▶ _Required task 1_
Answer these questions using the book review below.
(a) Which three terms does the review say the book uses at the very beginning?
(b) What rating does the review give the book?
(c) What does the last half of the book begin?

START Document passage

The beginning of the book introduces the key terminology the author will use to describe the influential people and situations involved in causing an epidemic. The book almost lost me at the very beginning by throwing around seemingly out-of-place and clunky terms like Connectors, Mavens, and Salesmen. It began to feel like a book that uses funny words to repackage old ideas and tries to re-sell them to you in hopes that you won’t notice the edges are already worn.
Fortunately, I didn’t cease to read at that point, because once through the introduction, the remainder of the book takes a very interesting tack. The first few chapters lay the groundwork: Who are Connectors, Mavens and Salesmen? What function do they have in causing an epidemic to occur? How do they influence others? The reader also learns the need for an idea itself to be “sticky” in order to really engage people.
The last half of the book begins a lengthy discussion of context, and how environmental factors influence the way people react, interact and ultimately make decisions about what is “cool.” Familiar business topics like innovators and early product adoption are present, but are used as examples of the underlying principles the book presents, rather than as ends in themselves. The author shares fascinating studies with counterintuitive outcomes about children’s television shows or teenage smoking or marketing campaigns. The stories are told with enough detail to provide insight and support for the main arguments without overdoing the statistics and scientific detail.
Rated: Mild. The reader will encounter a little mild language, but the book generally avoids expletives and maintains a slightly academic tone to present its ideas.

END Document passage

▶ _Required task 2_
Echo the records starting at the line that contains "Patent image size: (1386, 1032)." and ending with the last line of the records, including both ends.

START Records for processing

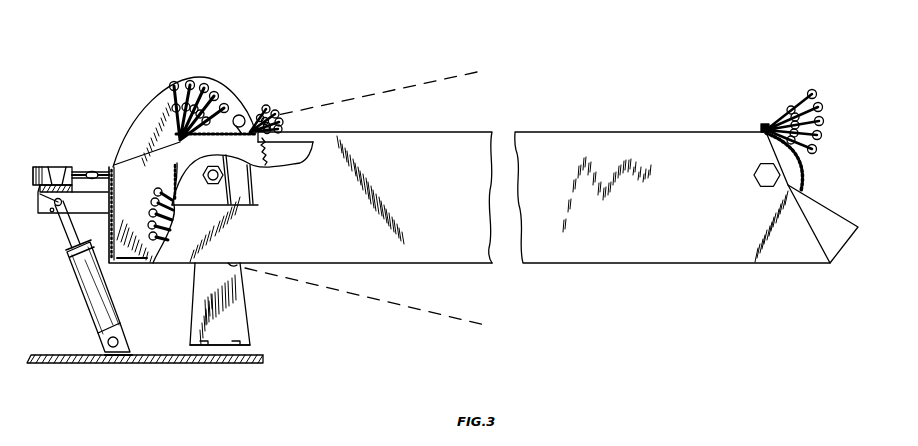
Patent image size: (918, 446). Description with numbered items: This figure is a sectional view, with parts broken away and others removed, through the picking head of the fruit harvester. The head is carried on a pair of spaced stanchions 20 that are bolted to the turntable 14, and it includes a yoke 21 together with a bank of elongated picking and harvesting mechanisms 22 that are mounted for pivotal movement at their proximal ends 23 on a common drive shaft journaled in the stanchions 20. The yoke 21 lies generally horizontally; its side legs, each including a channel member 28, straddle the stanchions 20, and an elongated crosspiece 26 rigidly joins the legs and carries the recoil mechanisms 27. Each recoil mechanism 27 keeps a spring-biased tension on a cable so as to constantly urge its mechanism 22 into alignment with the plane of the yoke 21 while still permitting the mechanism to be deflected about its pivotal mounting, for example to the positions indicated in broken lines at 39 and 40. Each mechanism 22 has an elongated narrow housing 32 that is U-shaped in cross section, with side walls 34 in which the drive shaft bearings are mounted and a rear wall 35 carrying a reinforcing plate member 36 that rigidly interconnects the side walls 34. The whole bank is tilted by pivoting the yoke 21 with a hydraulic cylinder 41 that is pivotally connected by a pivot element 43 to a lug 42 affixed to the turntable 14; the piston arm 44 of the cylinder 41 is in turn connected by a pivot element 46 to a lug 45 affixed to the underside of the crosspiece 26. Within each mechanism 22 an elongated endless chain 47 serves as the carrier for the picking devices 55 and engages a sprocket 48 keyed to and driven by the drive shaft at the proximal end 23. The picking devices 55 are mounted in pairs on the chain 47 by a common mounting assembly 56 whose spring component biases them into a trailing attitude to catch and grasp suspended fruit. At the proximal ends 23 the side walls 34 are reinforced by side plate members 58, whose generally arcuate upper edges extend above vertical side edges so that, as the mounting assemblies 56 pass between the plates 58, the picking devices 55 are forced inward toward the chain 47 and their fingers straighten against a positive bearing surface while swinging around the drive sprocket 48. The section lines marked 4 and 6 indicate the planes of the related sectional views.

The section line 4- 4 is at (102, 33).
The section line 6- 6 is at (552, 110).
The turntable 14 is at (263, 355).
The stanchions 20 is at (193, 297).
The yoke 21 is at (40, 205).
The picking and harvesting mechanisms 22 is at (695, 263).
The proximal ends 23 is at (237, 265).
The crosspiece 26 is at (45, 167).
The recoil mechanisms 27 is at (65, 167).
The channel member 28 is at (88, 247).
The housing 32 is at (652, 215).
The side walls 34 is at (787, 263).
The rear wall 35 is at (114, 193).
The reinforcing plate member 36 is at (116, 164).
The deflected position 39 is at (450, 320).
The deflected position 40 is at (421, 82).
The hydraulic cylinder 41 is at (84, 303).
The lug 42 is at (103, 350).
The pivot element 43 is at (128, 356).
The piston arm 44 is at (67, 250).
The lug 45 is at (52, 213).
The pivot element 46 is at (62, 206).
The endless chain 47 is at (808, 166).
The sprocket 48 is at (265, 160).
The picking devices 55 is at (198, 78).
The mounting assembly 56 is at (242, 116).
The side plate members 58 is at (150, 97).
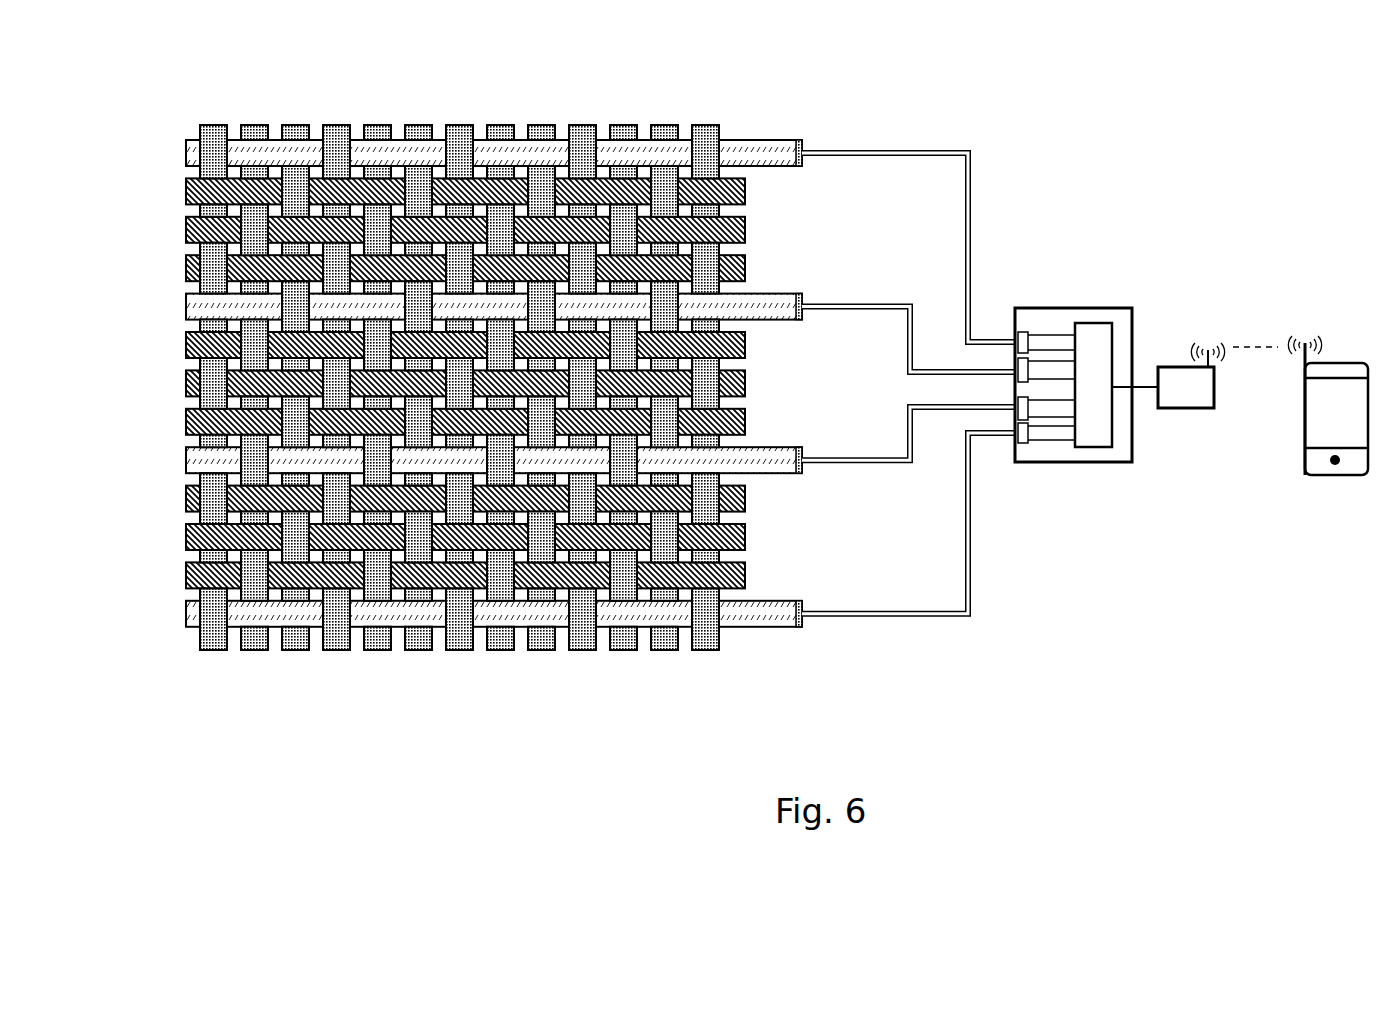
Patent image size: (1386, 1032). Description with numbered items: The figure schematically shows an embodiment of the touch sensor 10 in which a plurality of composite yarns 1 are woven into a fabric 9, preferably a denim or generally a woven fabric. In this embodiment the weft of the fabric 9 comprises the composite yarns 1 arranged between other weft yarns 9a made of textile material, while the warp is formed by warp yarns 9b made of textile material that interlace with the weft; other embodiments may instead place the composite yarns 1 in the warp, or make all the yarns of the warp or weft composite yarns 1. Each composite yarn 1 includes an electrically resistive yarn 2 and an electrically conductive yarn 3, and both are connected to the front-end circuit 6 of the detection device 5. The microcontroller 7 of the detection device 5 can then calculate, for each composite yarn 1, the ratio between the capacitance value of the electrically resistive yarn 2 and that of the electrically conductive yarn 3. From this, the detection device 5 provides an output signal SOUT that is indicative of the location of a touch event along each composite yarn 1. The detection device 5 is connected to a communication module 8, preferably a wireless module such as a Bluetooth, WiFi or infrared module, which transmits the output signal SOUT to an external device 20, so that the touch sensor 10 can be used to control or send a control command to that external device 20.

The composite yarn 1 is at (755, 136).
The electrically resistive yarn 2 is at (815, 159).
The electrically conductive yarn 3 is at (815, 147).
The detection device 5 is at (1122, 305).
The front-end circuit 6 is at (1023, 328).
The microcontroller 7 is at (1095, 449).
The communication module 8 is at (1190, 408).
The fabric 9 is at (172, 107).
The weft yarns 9a is at (182, 388).
The warp yarns 9b is at (461, 121).
The touch sensor 10 is at (1218, 66).
The external device 20 is at (1305, 476).
The output signal SOUT is at (1145, 378).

END Records for processing

▶ _Task output 1_
(a) Connectors, Mavens, and Salesmen
(b) Mild
(c) A lengthy discussion of context

▶ _Task output 2_
Patent image size: (1386, 1032). Description with numbered items: The figure schematically shows an embodiment of the touch sensor 10 in which a plurality of composite yarns 1 are woven into a fabric 9, preferably a denim or generally a woven fabric. In this embodiment the weft of the fabric 9 comprises the composite yarns 1 arranged between other weft yarns 9a made of textile material, while the warp is formed by warp yarns 9b made of textile material that interlace with the weft; other embodiments may instead place the composite yarns 1 in the warp, or make all the yarns of the warp or weft composite yarns 1. Each composite yarn 1 includes an electrically resistive yarn 2 and an electrically conductive yarn 3, and both are connected to the front-end circuit 6 of the detection device 5. The microcontroller 7 of the detection device 5 can then calculate, for each composite yarn 1, the ratio between the capacitance value of the electrically resistive yarn 2 and that of the electrically conductive yarn 3. From this, the detection device 5 provides an output signal SOUT that is indicative of the location of a touch event along each composite yarn 1. The detection device 5 is connected to a communication module 8, preferably a wireless module such as a Bluetooth, WiFi or infrared module, which transmits the output signal SOUT to an external device 20, so that the touch sensor 10 can be used to control or send a control command to that external device 20.

The composite yarn 1 is at (755, 136).
The electrically resistive yarn 2 is at (815, 159).
The electrically conductive yarn 3 is at (815, 147).
The detection device 5 is at (1122, 305).
The front-end circuit 6 is at (1023, 328).
The microcontroller 7 is at (1095, 449).
The communication module 8 is at (1190, 408).
The fabric 9 is at (172, 107).
The weft yarns 9a is at (182, 388).
The warp yarns 9b is at (461, 121).
The touch sensor 10 is at (1218, 66).
The external device 20 is at (1305, 476).
The output signal SOUT is at (1145, 378).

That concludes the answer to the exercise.